### THE REQUEST:
In the listing below, locate the lines bearing the word "evidované". Copy every one of them.

>> start MATERIAL PROVIDED

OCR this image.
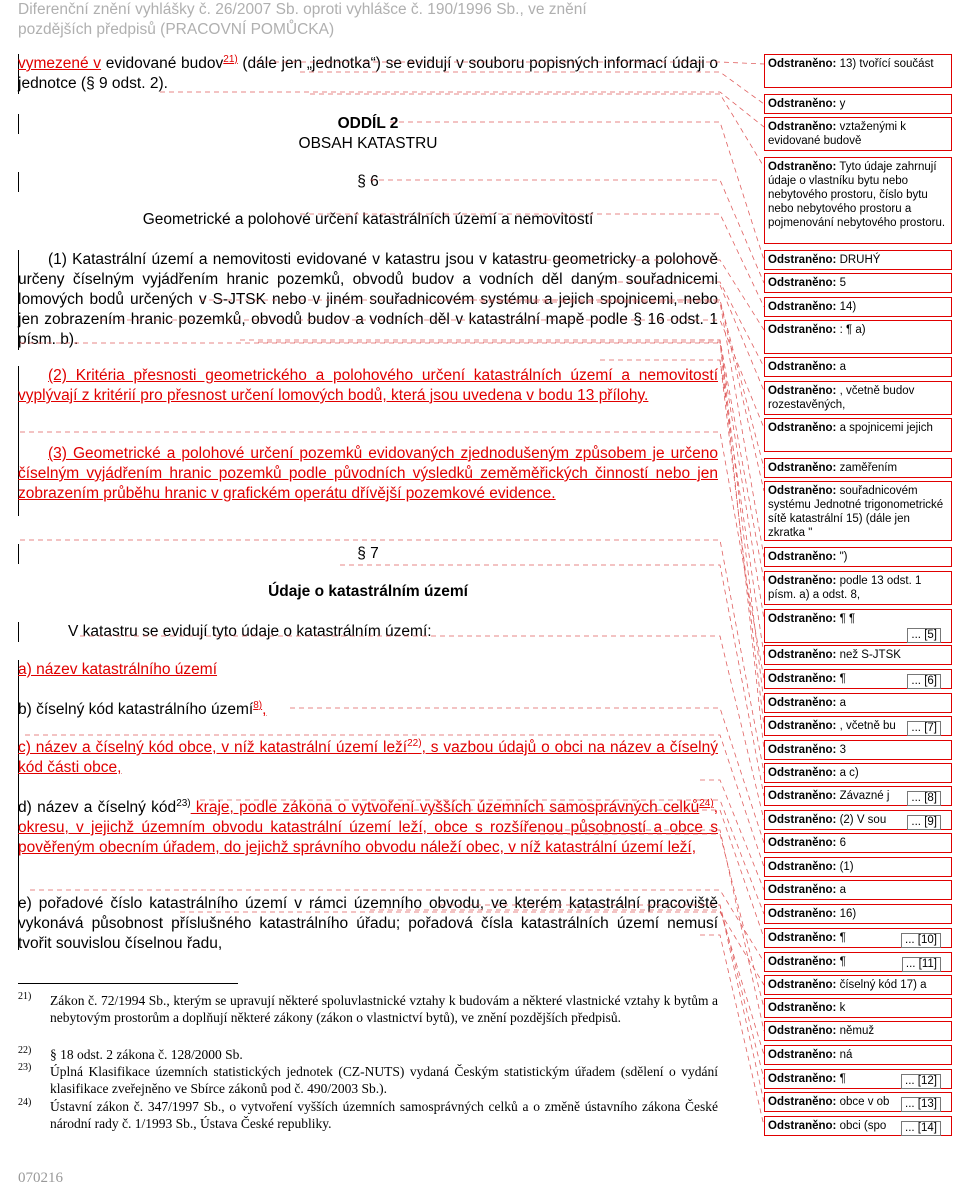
Diferenční znění vyhlášky č. 26/2007 Sb. oproti vyhlášce č. 190/1996 Sb., ve znění
pozdějších předpisů (PRACOVNÍ POMŮCKA)
vymezené v evidované budov$^{21)}$ (dále jen „jednotka“) se evidují v souboru popisných informací údaji o jednotce (§ 9 odst. 2).
ODDÍL 2
OBSAH KATASTRU
§ 6
Geometrické a polohové určení katastrálních území a nemovitostí
(1) Katastrální území a nemovitosti evidované v katastru jsou v katastru geometricky a polohově určeny číselným vyjádřením hranic pozemků, obvodů budov a vodních děl daným souřadnicemi lomových bodů určených v S-JTSK nebo v jiném souřadnicovém systému a jejich spojnicemi, nebo jen zobrazením hranic pozemků, obvodů budov a vodních děl v katastrální mapě podle § 16 odst. 1 písm. b).
(2) Kritéria přesnosti geometrického a polohového určení katastrálních území a nemovitostí vyplývají z kritérií pro přesnost určení lomových bodů, která jsou uvedena v bodu 13 přílohy.
(3) Geometrické a polohové určení pozemků evidovaných zjednodušeným způsobem je určeno číselným vyjádřením hranic pozemků podle původních výsledků zeměměřických činností nebo jen zobrazením průběhu hranic v grafickém operátu dřívější pozemkové evidence.
§ 7
Údaje o katastrálním území
V katastru se evidují tyto údaje o katastrálním území:
a) název katastrálního území
b) číselný kód katastrálního území$^{8)}$,
c) název a číselný kód obce, v níž katastrální území leží$^{22)}$, s vazbou údajů o obci na název a číselný kód části obce,
d) název a číselný kód$^{23)}$ kraje, podle zákona o vytvoření vyšších územních samosprávných celků$^{24)}$, okresu, v jejichž územním obvodu katastrální území leží, obce s rozšířenou působností a obce s pověřeným obecním úřadem, do jejichž správního obvodu náleží obec, v níž katastrální území leží,
e) pořadové číslo katastrálního území v rámci územního obvodu, ve kterém katastrální pracoviště vykonává působnost příslušného katastrálního úřadu; pořadová čísla katastrálních území nemusí tvořit souvislou číselnou řadu,
21) Zákon č. 72/1994 Sb., kterým se upravují některé spoluvlastnické vztahy k budovám a některé vlastnické vztahy k bytům a nebytovým prostorům a doplňují některé zákony (zákon o vlastnictví bytů), ve znění pozdějších předpisů.
22) § 18 odst. 2 zákona č. 128/2000 Sb.
23) Úplná Klasifikace územních statistických jednotek (CZ-NUTS) vydaná Českým statistickým úřadem (sdělení o vydání klasifikace zveřejněno ve Sbírce zákonů pod č. 490/2003 Sb.).
24) Ústavní zákon č. 347/1997 Sb., o vytvoření vyšších územních samosprávných celků a o změně ústavního zákona České národní rady č. 1/1993 Sb., Ústava České republiky.
070216
Odstraněno: 13) tvořící součást
Odstraněno: y
Odstraněno: vztaženými k evidované budově
Odstraněno: Tyto údaje zahrnují údaje o vlastníku bytu nebo nebytového prostoru, číslo bytu nebo nebytového prostoru a pojmenování nebytového prostoru.
Odstraněno: DRUHÝ
Odstraněno: 5
Odstraněno: 14)
Odstraněno: : ¶ a)
Odstraněno: a
Odstraněno: , včetně budov rozestavěných,
Odstraněno: a spojnicemi jejich
Odstraněno: zaměřením
Odstraněno: souřadnicovém systému Jednotné trigonometrické sítě katastrální 15) (dále jen zkratka "
Odstraněno: ")
Odstraněno: podle 13 odst. 1 písm. a) a odst. 8,
Odstraněno: ¶ ¶
... [5]
Odstraněno: než S-JTSK
Odstraněno: ¶	... [6]
Odstraněno: a
Odstraněno: , včetně bu	... [7]
Odstraněno: 3
Odstraněno: a c)
Odstraněno: Závazné j	... [8]
Odstraněno: (2) V sou	... [9]
Odstraněno: 6
Odstraněno: (1)
Odstraněno: a
Odstraněno: 16)
Odstraněno: ¶	... [10]
Odstraněno: ¶	... [11]
Odstraněno: číselný kód 17) a
Odstraněno: k
Odstraněno: němuž
Odstraněno: ná
Odstraněno: ¶	... [12]
Odstraněno: obce v ob	... [13]
Odstraněno: obci (spo	... [14]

>> end MATERIAL PROVIDED

### EXPECTED OUTPUT:
vymezené v evidované budov$^{21)}$ (dále jen „jednotka“) se evidují v souboru popisných informací údaji o jednotce (§ 9 odst. 2).
(1) Katastrální území a nemovitosti evidované v katastru jsou v katastru geometricky a polohově určeny číselným vyjádřením hranic pozemků, obvodů budov a vodních děl daným souřadnicemi lomových bodů určených v S-JTSK nebo v jiném souřadnicovém systému a jejich spojnicemi, nebo jen zobrazením hranic pozemků, obvodů budov a vodních děl v katastrální mapě podle § 16 odst. 1 písm. b).
Odstraněno: vztaženými k evidované budově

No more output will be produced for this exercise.